Stored data:
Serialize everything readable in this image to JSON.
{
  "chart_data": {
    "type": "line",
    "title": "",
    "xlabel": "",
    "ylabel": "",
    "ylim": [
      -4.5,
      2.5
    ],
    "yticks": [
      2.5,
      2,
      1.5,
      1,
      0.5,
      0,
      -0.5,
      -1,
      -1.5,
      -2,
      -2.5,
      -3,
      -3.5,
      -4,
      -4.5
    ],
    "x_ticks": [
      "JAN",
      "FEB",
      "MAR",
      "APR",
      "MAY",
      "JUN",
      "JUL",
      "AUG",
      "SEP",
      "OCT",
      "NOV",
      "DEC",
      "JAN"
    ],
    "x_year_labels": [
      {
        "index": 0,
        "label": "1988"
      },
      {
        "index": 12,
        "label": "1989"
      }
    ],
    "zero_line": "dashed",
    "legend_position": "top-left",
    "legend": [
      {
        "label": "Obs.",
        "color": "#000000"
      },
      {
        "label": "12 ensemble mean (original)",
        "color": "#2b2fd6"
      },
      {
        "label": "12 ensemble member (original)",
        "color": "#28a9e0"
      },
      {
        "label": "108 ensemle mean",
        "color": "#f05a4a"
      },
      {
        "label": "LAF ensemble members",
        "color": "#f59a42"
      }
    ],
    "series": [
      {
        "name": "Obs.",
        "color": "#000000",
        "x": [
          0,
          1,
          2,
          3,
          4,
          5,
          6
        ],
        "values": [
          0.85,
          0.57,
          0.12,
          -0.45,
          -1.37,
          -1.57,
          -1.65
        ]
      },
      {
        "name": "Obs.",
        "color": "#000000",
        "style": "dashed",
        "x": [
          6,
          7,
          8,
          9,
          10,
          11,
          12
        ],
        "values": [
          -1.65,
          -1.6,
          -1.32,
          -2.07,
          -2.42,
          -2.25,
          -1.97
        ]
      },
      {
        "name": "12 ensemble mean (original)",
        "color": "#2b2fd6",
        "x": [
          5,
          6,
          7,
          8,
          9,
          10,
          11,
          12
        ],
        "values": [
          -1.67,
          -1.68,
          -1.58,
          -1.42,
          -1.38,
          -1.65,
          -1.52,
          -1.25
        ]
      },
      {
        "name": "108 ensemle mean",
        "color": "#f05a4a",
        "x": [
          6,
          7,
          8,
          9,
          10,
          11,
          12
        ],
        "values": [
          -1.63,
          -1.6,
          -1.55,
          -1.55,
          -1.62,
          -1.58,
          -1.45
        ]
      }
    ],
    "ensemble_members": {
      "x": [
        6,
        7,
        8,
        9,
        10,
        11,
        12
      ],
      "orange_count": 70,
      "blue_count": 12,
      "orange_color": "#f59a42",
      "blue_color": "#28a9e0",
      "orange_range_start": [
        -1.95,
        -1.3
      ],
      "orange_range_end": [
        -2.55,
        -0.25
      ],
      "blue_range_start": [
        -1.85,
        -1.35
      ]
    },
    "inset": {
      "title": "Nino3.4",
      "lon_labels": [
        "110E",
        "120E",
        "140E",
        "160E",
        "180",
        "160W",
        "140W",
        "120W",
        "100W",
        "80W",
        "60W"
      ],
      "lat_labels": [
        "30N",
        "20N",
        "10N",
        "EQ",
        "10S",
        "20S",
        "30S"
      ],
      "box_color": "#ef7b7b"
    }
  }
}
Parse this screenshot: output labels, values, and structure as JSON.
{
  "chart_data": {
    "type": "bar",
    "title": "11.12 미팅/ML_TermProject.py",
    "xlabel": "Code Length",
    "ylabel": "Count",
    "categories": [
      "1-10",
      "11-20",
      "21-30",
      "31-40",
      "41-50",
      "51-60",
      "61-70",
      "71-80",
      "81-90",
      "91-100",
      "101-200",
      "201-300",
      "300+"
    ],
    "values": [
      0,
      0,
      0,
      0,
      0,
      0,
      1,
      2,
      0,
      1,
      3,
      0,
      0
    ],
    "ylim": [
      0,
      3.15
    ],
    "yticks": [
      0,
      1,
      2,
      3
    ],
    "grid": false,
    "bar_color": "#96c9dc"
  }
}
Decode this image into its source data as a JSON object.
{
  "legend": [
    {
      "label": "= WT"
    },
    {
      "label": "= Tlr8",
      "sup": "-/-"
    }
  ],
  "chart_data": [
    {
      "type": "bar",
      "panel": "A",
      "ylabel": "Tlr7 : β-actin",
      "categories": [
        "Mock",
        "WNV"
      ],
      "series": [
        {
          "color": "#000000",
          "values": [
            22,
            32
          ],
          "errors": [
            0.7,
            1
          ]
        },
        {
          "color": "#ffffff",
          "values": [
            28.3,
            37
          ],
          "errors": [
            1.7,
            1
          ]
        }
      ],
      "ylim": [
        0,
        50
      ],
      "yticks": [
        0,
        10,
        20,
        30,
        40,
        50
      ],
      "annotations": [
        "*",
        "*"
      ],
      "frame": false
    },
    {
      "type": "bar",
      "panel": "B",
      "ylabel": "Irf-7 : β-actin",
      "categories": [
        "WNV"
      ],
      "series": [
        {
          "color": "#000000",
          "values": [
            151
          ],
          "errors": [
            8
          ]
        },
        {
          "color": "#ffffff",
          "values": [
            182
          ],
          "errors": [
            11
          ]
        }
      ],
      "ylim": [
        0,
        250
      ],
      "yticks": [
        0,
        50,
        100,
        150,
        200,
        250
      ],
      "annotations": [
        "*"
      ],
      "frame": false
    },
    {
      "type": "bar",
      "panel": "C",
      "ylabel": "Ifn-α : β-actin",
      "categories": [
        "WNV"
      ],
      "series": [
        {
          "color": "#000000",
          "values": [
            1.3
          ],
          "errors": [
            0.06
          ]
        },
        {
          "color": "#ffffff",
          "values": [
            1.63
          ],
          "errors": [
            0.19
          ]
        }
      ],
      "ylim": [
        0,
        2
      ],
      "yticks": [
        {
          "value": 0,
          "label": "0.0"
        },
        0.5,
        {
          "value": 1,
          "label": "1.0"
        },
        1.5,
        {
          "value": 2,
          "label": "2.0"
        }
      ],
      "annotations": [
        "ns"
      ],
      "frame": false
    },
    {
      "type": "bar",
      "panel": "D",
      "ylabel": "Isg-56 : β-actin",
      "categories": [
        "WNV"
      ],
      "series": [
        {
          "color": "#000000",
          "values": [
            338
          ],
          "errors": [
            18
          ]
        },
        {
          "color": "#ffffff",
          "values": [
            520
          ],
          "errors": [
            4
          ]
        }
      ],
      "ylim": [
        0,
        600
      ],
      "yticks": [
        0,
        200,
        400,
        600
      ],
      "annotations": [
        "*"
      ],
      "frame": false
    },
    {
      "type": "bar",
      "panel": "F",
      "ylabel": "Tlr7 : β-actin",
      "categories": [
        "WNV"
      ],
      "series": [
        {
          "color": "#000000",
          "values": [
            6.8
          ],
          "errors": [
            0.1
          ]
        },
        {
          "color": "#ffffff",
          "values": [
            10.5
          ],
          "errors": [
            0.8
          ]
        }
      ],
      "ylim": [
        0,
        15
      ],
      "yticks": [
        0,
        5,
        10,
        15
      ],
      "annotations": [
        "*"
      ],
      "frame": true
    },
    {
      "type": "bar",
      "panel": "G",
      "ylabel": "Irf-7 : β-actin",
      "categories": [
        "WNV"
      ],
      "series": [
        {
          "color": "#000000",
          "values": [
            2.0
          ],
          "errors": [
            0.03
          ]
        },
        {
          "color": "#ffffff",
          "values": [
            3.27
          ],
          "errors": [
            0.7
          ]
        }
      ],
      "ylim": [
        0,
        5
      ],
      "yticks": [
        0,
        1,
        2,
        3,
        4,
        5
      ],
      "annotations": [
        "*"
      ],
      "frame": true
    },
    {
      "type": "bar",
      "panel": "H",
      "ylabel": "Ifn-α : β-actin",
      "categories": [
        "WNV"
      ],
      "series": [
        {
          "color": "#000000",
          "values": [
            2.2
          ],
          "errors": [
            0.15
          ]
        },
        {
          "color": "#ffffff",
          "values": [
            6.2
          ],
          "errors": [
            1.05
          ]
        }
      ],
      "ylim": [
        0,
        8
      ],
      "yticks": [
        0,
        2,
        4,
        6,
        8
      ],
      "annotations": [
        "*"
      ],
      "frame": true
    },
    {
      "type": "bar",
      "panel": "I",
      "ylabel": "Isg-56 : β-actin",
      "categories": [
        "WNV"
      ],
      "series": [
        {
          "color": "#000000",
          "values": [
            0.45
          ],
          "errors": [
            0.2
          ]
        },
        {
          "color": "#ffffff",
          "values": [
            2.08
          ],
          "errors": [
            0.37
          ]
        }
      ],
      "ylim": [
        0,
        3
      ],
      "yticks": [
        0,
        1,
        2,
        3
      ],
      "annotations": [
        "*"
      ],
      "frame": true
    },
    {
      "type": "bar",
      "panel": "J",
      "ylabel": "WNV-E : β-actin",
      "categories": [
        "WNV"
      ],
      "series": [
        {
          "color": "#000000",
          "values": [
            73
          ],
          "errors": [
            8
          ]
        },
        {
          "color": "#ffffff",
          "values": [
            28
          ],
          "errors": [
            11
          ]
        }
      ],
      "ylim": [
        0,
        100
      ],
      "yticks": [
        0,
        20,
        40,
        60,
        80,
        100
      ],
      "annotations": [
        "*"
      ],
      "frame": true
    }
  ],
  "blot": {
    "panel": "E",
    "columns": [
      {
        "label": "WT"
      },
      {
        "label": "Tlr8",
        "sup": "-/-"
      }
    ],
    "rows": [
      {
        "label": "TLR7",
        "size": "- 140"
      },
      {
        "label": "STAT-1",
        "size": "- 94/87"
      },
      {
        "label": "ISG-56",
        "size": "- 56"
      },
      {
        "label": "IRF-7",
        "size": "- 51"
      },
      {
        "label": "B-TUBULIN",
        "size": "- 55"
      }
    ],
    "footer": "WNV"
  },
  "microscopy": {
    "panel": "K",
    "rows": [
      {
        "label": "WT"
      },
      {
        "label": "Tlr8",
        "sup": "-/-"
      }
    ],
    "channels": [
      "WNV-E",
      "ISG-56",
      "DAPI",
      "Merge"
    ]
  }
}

_Exercise prompt_.
From the entries, copy out each line containing the word "image".

_Answer for the task_.
Serialize everything readable in this image to JSON.
Decode this image into its source data as a JSON object.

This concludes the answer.